ABOUT THIS TASK: Find the word "service" in the records and copy every line where it occurs.

[RECORDS FOR PROCESSING — start]

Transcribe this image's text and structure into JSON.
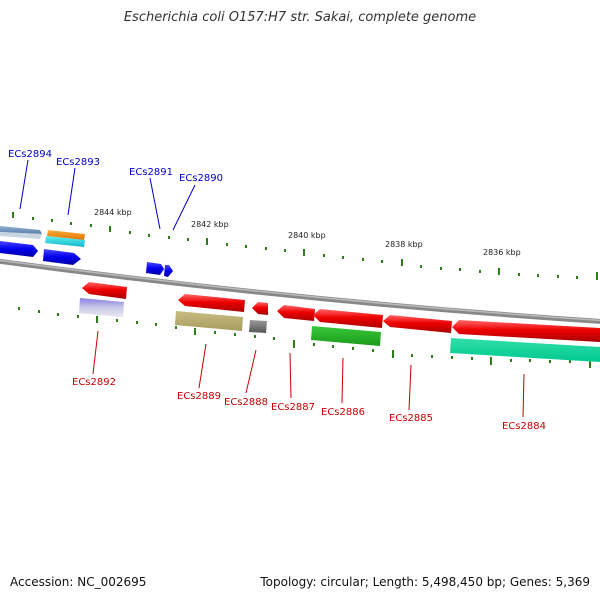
{
  "header": {
    "title": "Escherichia coli O157:H7 str. Sakai, complete genome"
  },
  "footer": {
    "accession": "Accession: NC_002695",
    "topology": "Topology: circular; Length: 5,498,450 bp; Genes: 5,369"
  },
  "scale_labels": [
    "2844 kbp",
    "2842 kbp",
    "2840 kbp",
    "2838 kbp",
    "2836 kbp"
  ],
  "genes_top": [
    "ECs2894",
    "ECs2893",
    "ECs2891",
    "ECs2890"
  ],
  "genes_bottom": [
    "ECs2892",
    "ECs2889",
    "ECs2888",
    "ECs2887",
    "ECs2886",
    "ECs2885",
    "ECs2884"
  ],
  "colors": {
    "forward_label": "#0000c8",
    "reverse_label": "#c80000",
    "backbone": "#888888",
    "tick": "#2e7d1a"
  }
}
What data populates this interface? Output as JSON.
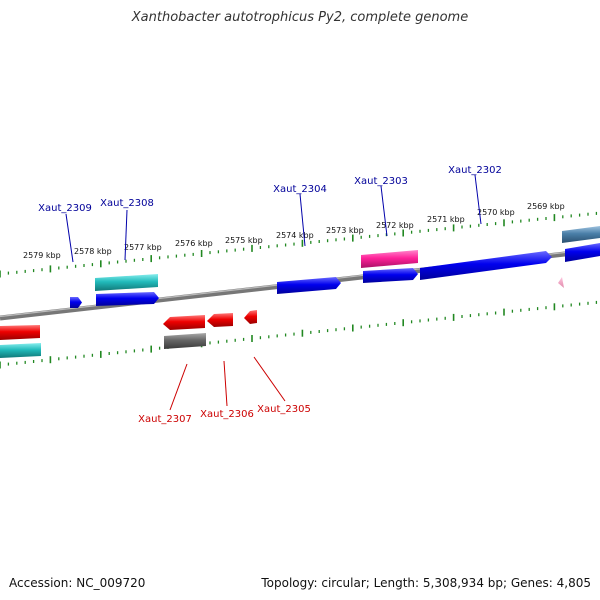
{
  "title": "Xanthobacter autotrophicus Py2, complete genome",
  "footer": {
    "accession": "Accession: NC_009720",
    "summary": "Topology: circular; Length: 5,308,934 bp; Genes: 4,805"
  },
  "colors": {
    "backbone": "#888888",
    "tick": "#228822",
    "forward_gene": "#0000ee",
    "reverse_gene": "#ee0000",
    "cyan_feature": "#22bbbb",
    "magenta_feature": "#ff2299",
    "gray_feature": "#666666",
    "steel_feature": "#4a7fa8",
    "forward_label": "#000099",
    "reverse_label": "#cc0000"
  },
  "scale": {
    "unit": "kbp",
    "labels": [
      "2579 kbp",
      "2578 kbp",
      "2577 kbp",
      "2576 kbp",
      "2575 kbp",
      "2574 kbp",
      "2573 kbp",
      "2572 kbp",
      "2571 kbp",
      "2570 kbp",
      "2569 kbp"
    ]
  },
  "gene_labels": {
    "forward": [
      "Xaut_2309",
      "Xaut_2308",
      "Xaut_2304",
      "Xaut_2303",
      "Xaut_2302"
    ],
    "reverse": [
      "Xaut_2307",
      "Xaut_2306",
      "Xaut_2305"
    ]
  }
}
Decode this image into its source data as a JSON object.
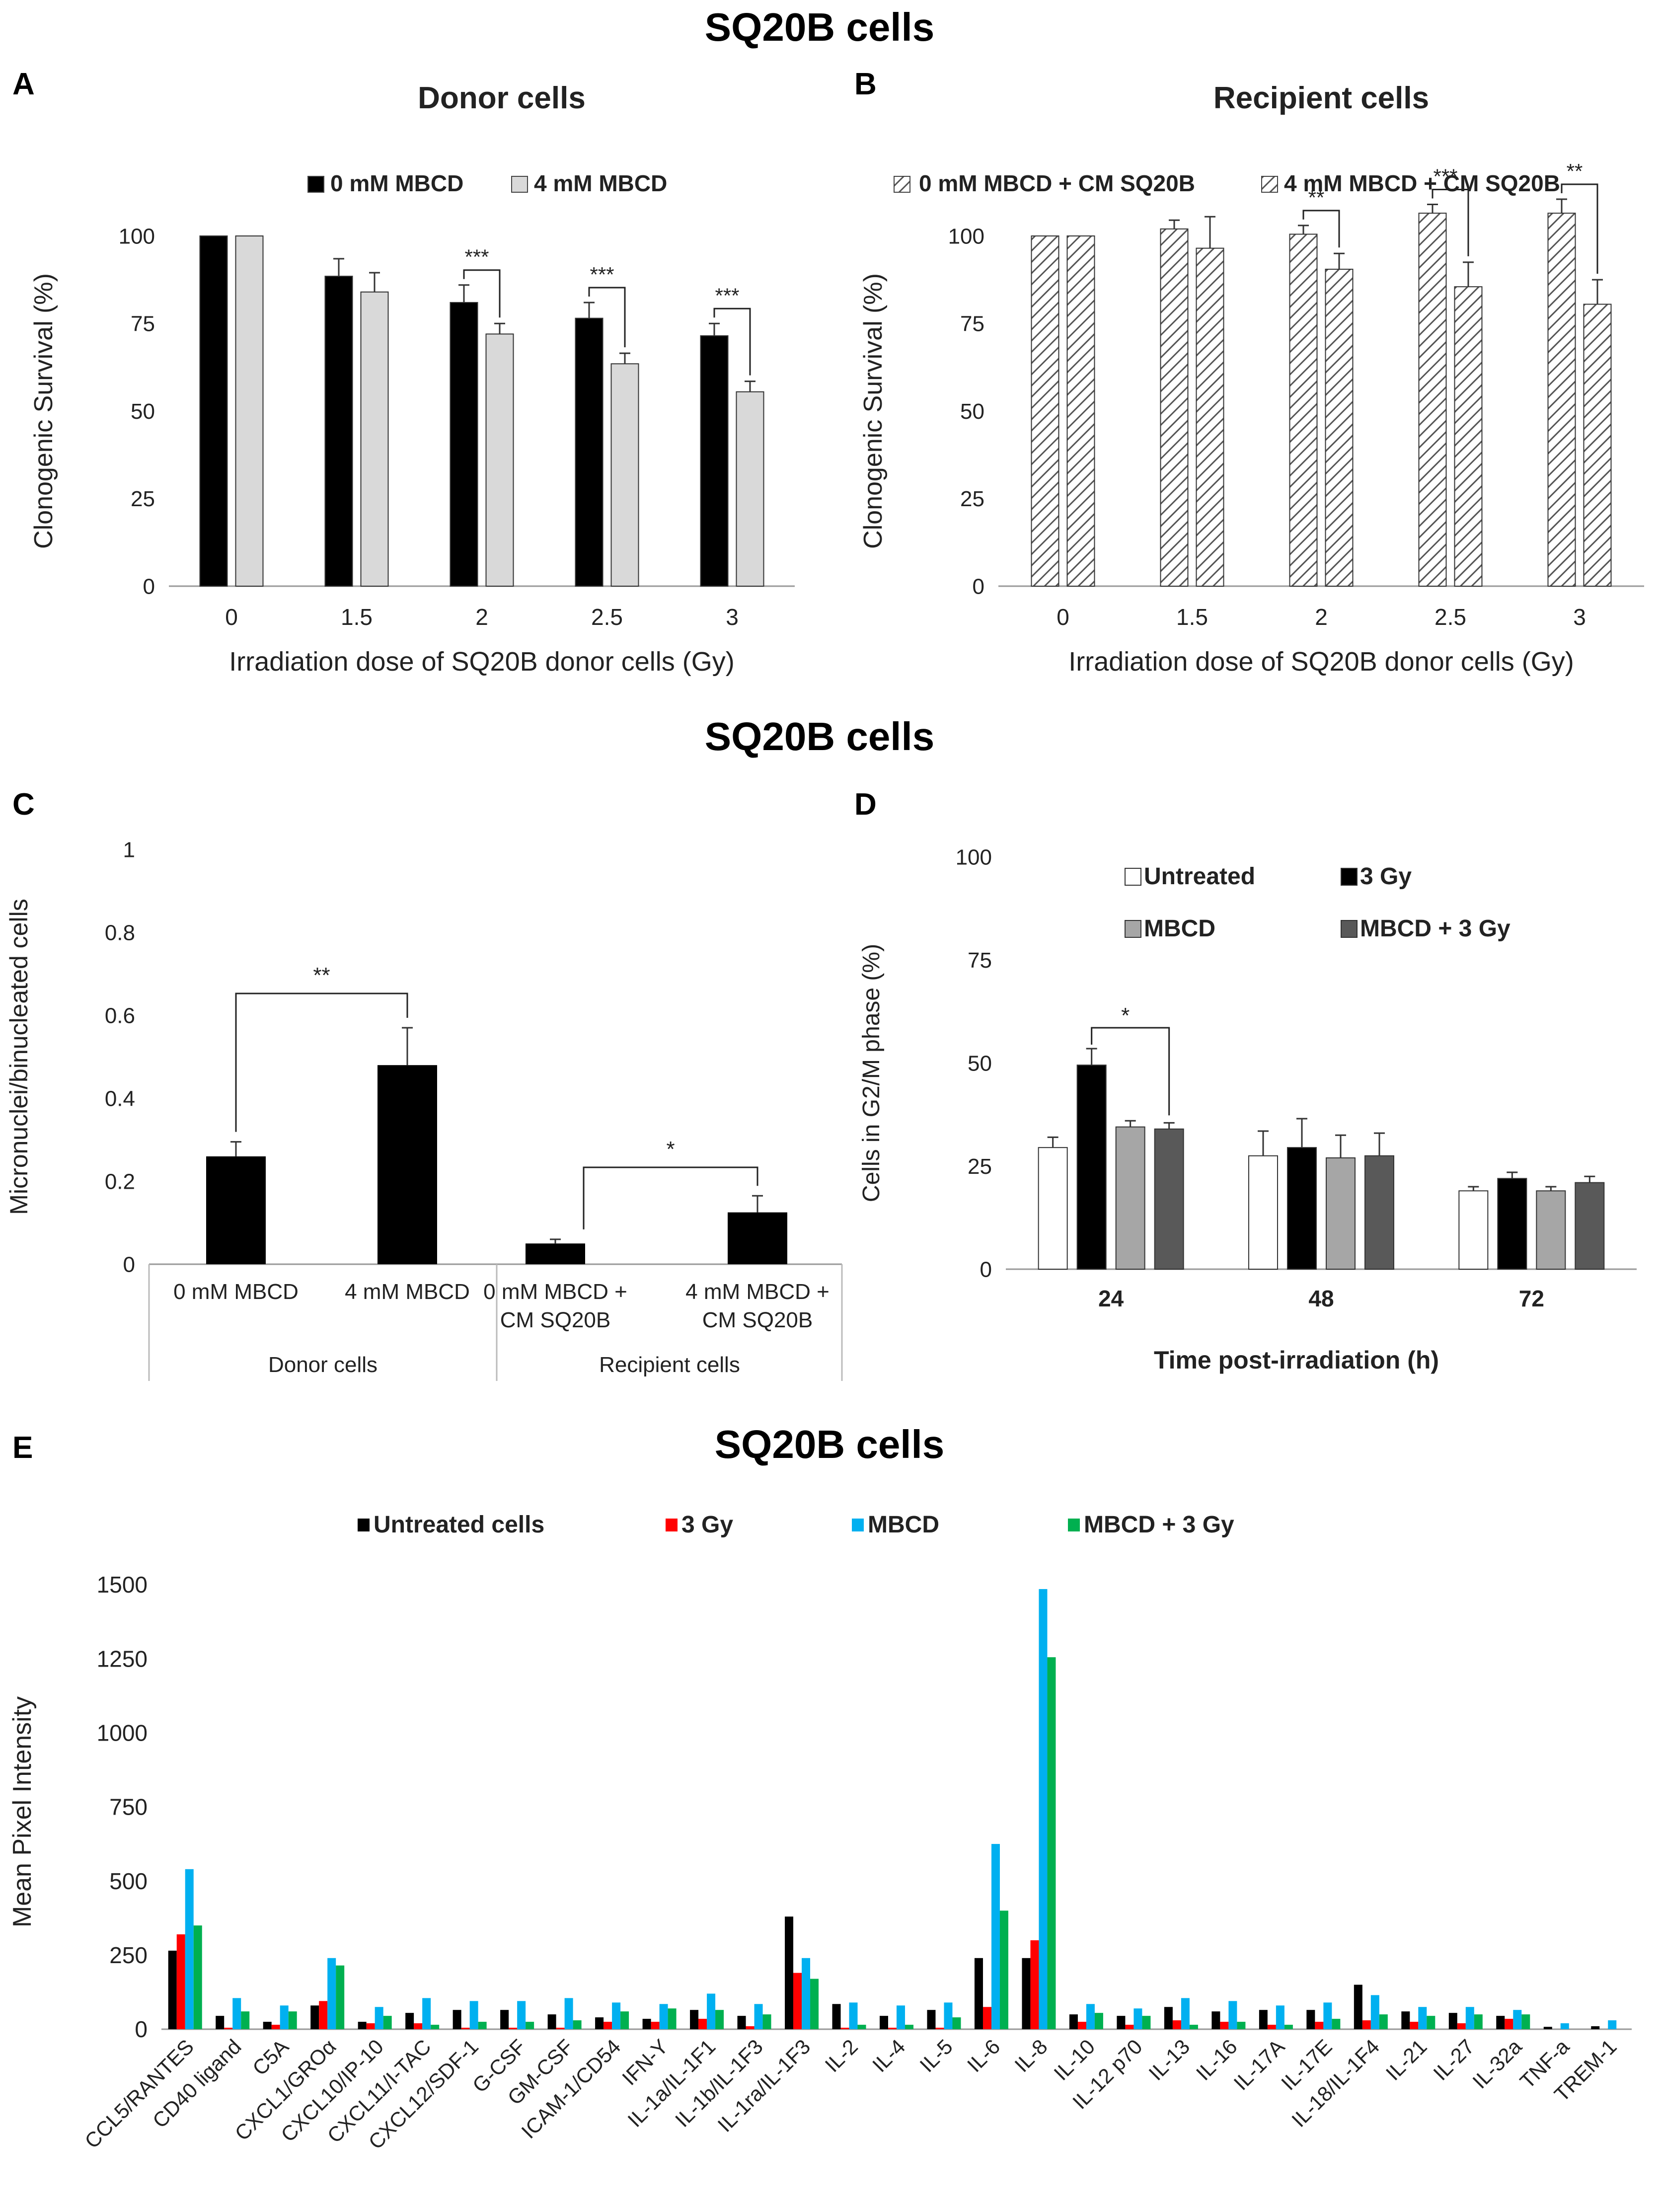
{
  "figure": {
    "title_top": "SQ20B cells",
    "title_mid": "SQ20B cells",
    "title_bottom": "SQ20B cells",
    "panel_letters": [
      "A",
      "B",
      "C",
      "D",
      "E"
    ]
  },
  "colors": {
    "black": "#000000",
    "light_gray": "#d9d9d9",
    "mid_gray": "#a6a6a6",
    "dark_gray": "#595959",
    "white": "#ffffff",
    "red": "#ff0000",
    "blue": "#00b0f0",
    "green": "#00b050"
  },
  "chart_data": [
    {
      "panel": "A",
      "type": "bar",
      "title": "Donor cells",
      "xlabel": "Irradiation dose of SQ20B donor cells (Gy)",
      "ylabel": "Clonogenic Survival (%)",
      "ylim": [
        0,
        100
      ],
      "yticks": [
        "0",
        "25",
        "50",
        "75",
        "100"
      ],
      "categories": [
        "0",
        "1.5",
        "2",
        "2.5",
        "3"
      ],
      "legend_position": "top",
      "series": [
        {
          "name": "0 mM MBCD",
          "values": [
            100,
            88.5,
            81,
            76.5,
            71.5
          ],
          "errors": [
            0,
            5,
            5,
            4.5,
            3.5
          ]
        },
        {
          "name": "4 mM MBCD",
          "values": [
            100,
            84,
            72,
            63.5,
            55.5
          ],
          "errors": [
            0,
            5.5,
            3,
            3,
            3
          ]
        }
      ],
      "significance": [
        {
          "category": "2",
          "label": "***"
        },
        {
          "category": "2.5",
          "label": "***"
        },
        {
          "category": "3",
          "label": "***"
        }
      ]
    },
    {
      "panel": "B",
      "type": "bar",
      "title": "Recipient cells",
      "xlabel": "Irradiation dose of SQ20B donor cells (Gy)",
      "ylabel": "Clonogenic Survival (%)",
      "ylim": [
        0,
        100
      ],
      "yticks": [
        "0",
        "25",
        "50",
        "75",
        "100"
      ],
      "categories": [
        "0",
        "1.5",
        "2",
        "2.5",
        "3"
      ],
      "legend_position": "top",
      "series": [
        {
          "name": "0 mM MBCD + CM SQ20B",
          "values": [
            100,
            102,
            100.5,
            106.5,
            106.5
          ],
          "errors": [
            0,
            2.5,
            2.5,
            2.5,
            4
          ]
        },
        {
          "name": "4 mM MBCD + CM SQ20B",
          "values": [
            100,
            96.5,
            90.5,
            85.5,
            80.5
          ],
          "errors": [
            0,
            9,
            4.5,
            7,
            7
          ]
        }
      ],
      "significance": [
        {
          "category": "2",
          "label": "**"
        },
        {
          "category": "2.5",
          "label": "***"
        },
        {
          "category": "3",
          "label": "**"
        }
      ]
    },
    {
      "panel": "C",
      "type": "bar",
      "ylabel": "Micronuclei/binucleated cells",
      "ylim": [
        0,
        1
      ],
      "yticks": [
        "0",
        "0.2",
        "0.4",
        "0.6",
        "0.8",
        "1"
      ],
      "categories": [
        "0 mM MBCD",
        "4 mM MBCD",
        "0 mM MBCD + CM SQ20B",
        "4 mM MBCD + CM SQ20B"
      ],
      "groups": [
        "Donor cells",
        "Recipient cells"
      ],
      "values": [
        0.26,
        0.48,
        0.05,
        0.125
      ],
      "errors": [
        0.035,
        0.09,
        0.01,
        0.04
      ],
      "significance": [
        {
          "between": [
            "0 mM MBCD",
            "4 mM MBCD"
          ],
          "label": "**"
        },
        {
          "between": [
            "0 mM MBCD + CM SQ20B",
            "4 mM MBCD + CM SQ20B"
          ],
          "label": "*"
        }
      ]
    },
    {
      "panel": "D",
      "type": "bar",
      "xlabel": "Time post-irradiation (h)",
      "ylabel": "Cells in G2/M phase (%)",
      "ylim": [
        0,
        100
      ],
      "yticks": [
        "0",
        "25",
        "50",
        "75",
        "100"
      ],
      "categories": [
        "24",
        "48",
        "72"
      ],
      "legend_position": "top",
      "series": [
        {
          "name": "Untreated",
          "values": [
            29.5,
            27.5,
            19
          ],
          "errors": [
            2.5,
            6,
            1
          ]
        },
        {
          "name": "3 Gy",
          "values": [
            49.5,
            29.5,
            22
          ],
          "errors": [
            4,
            7,
            1.5
          ]
        },
        {
          "name": "MBCD",
          "values": [
            34.5,
            27,
            19
          ],
          "errors": [
            1.5,
            5.5,
            1
          ]
        },
        {
          "name": "MBCD + 3 Gy",
          "values": [
            34,
            27.5,
            21
          ],
          "errors": [
            1.5,
            5.5,
            1.5
          ]
        }
      ],
      "significance": [
        {
          "category": "24",
          "between": [
            "Untreated",
            "MBCD + 3 Gy"
          ],
          "label": "*"
        }
      ]
    },
    {
      "panel": "E",
      "type": "bar",
      "ylabel": "Mean Pixel Intensity",
      "ylim": [
        0,
        1500
      ],
      "yticks": [
        "0",
        "250",
        "500",
        "750",
        "1000",
        "1250",
        "1500"
      ],
      "legend_position": "top",
      "categories": [
        "CCL5/RANTES",
        "CD40 ligand",
        "C5A",
        "CXCL1/GROα",
        "CXCL10/IP-10",
        "CXCL11/I-TAC",
        "CXCL12/SDF-1",
        "G-CSF",
        "GM-CSF",
        "ICAM-1/CD54",
        "IFN-Y",
        "IL-1a/IL-1F1",
        "IL-1b/IL-1F3",
        "IL-1ra/IL-1F3",
        "IL-2",
        "IL-4",
        "IL-5",
        "IL-6",
        "IL-8",
        "IL-10",
        "IL-12 p70",
        "IL-13",
        "IL-16",
        "IL-17A",
        "IL-17E",
        "IL-18/IL-1F4",
        "IL-21",
        "IL-27",
        "IL-32a",
        "TNF-a",
        "TREM-1"
      ],
      "series": [
        {
          "name": "Untreated cells",
          "values": [
            265,
            45,
            25,
            80,
            25,
            55,
            65,
            65,
            50,
            40,
            35,
            65,
            45,
            380,
            85,
            45,
            65,
            240,
            240,
            50,
            45,
            75,
            60,
            65,
            65,
            150,
            60,
            55,
            45,
            8,
            10
          ]
        },
        {
          "name": "3 Gy",
          "values": [
            320,
            5,
            15,
            95,
            20,
            20,
            5,
            5,
            5,
            25,
            25,
            35,
            10,
            190,
            5,
            5,
            5,
            75,
            300,
            25,
            15,
            30,
            25,
            15,
            25,
            30,
            25,
            20,
            35,
            0,
            0
          ]
        },
        {
          "name": "MBCD",
          "values": [
            540,
            105,
            80,
            240,
            75,
            105,
            95,
            95,
            105,
            90,
            85,
            120,
            85,
            240,
            90,
            80,
            90,
            625,
            1485,
            85,
            70,
            105,
            95,
            80,
            90,
            115,
            75,
            75,
            65,
            20,
            30
          ]
        },
        {
          "name": "MBCD + 3 Gy",
          "values": [
            350,
            60,
            60,
            215,
            45,
            15,
            25,
            25,
            30,
            60,
            70,
            65,
            50,
            170,
            15,
            15,
            40,
            400,
            1255,
            55,
            45,
            15,
            25,
            15,
            35,
            50,
            45,
            50,
            50,
            0,
            0
          ]
        }
      ]
    }
  ]
}
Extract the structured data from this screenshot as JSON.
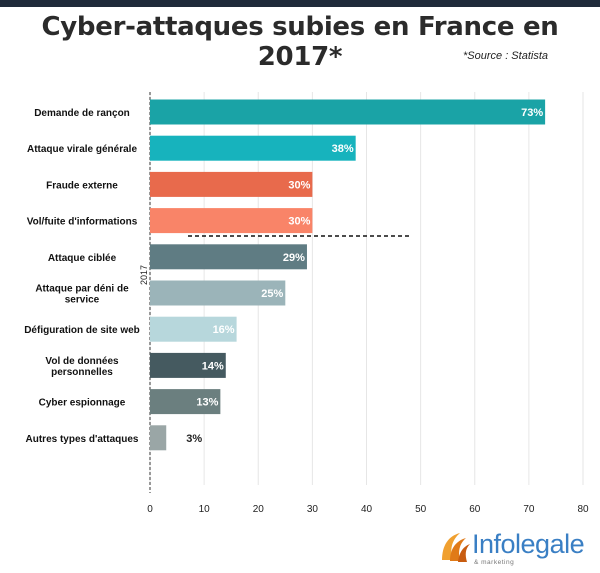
{
  "header": {
    "title": "Cyber-attaques subies en France en 2017*",
    "source": "*Source : Statista"
  },
  "chart_data": {
    "type": "bar",
    "orientation": "horizontal",
    "title": "Cyber-attaques subies en France en 2017*",
    "ylabel": "2017",
    "xlim": [
      0,
      80
    ],
    "xticks": [
      0,
      10,
      20,
      30,
      40,
      50,
      60,
      70,
      80
    ],
    "grid": true,
    "categories": [
      "Demande de rançon",
      "Attaque virale générale",
      "Fraude externe",
      "Vol/fuite d'informations",
      "Attaque ciblée",
      "Attaque par déni de service",
      "Défiguration de site web",
      "Vol de données personnelles",
      "Cyber espionnage",
      "Autres types d'attaques"
    ],
    "category_lines": [
      [
        "Demande de rançon"
      ],
      [
        "Attaque virale générale"
      ],
      [
        "Fraude externe"
      ],
      [
        "Vol/fuite d'informations"
      ],
      [
        "Attaque ciblée"
      ],
      [
        "Attaque par déni de",
        "service"
      ],
      [
        "Défiguration de site web"
      ],
      [
        "Vol de données",
        "personnelles"
      ],
      [
        "Cyber espionnage"
      ],
      [
        "Autres types d'attaques"
      ]
    ],
    "values": [
      73,
      38,
      30,
      30,
      29,
      25,
      16,
      14,
      13,
      3
    ],
    "data_labels": [
      "73%",
      "38%",
      "30%",
      "30%",
      "29%",
      "25%",
      "16%",
      "14%",
      "13%",
      "3%"
    ],
    "colors": [
      "#1aa3a6",
      "#17b3bd",
      "#e86a4c",
      "#f98468",
      "#5f7c83",
      "#9bb4b9",
      "#b7d7dc",
      "#455a60",
      "#6b7f7f",
      "#9aa6a6"
    ]
  },
  "logo": {
    "name": "Infolegale",
    "tagline": "& marketing"
  }
}
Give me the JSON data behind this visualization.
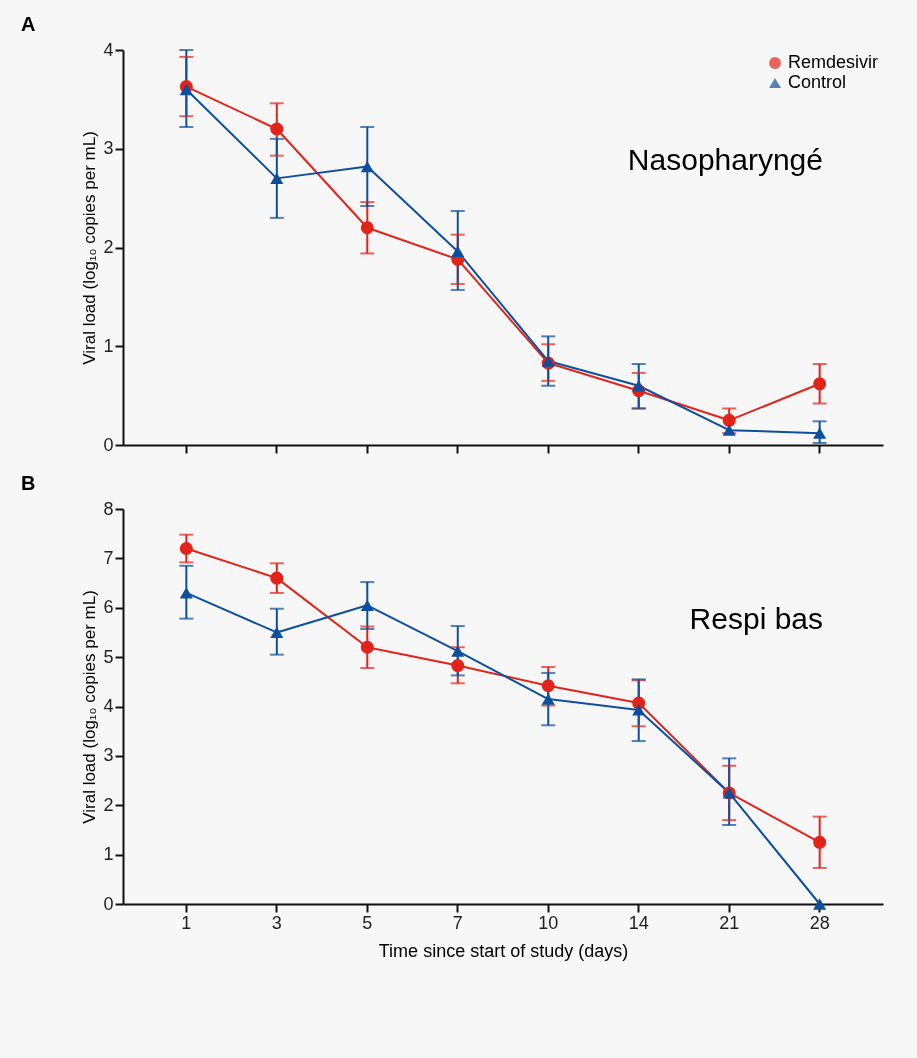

[RECORDS FOR PROCESSING — finish]

ANSWER BELOW:
      "Attaque par déni de service",
        "service"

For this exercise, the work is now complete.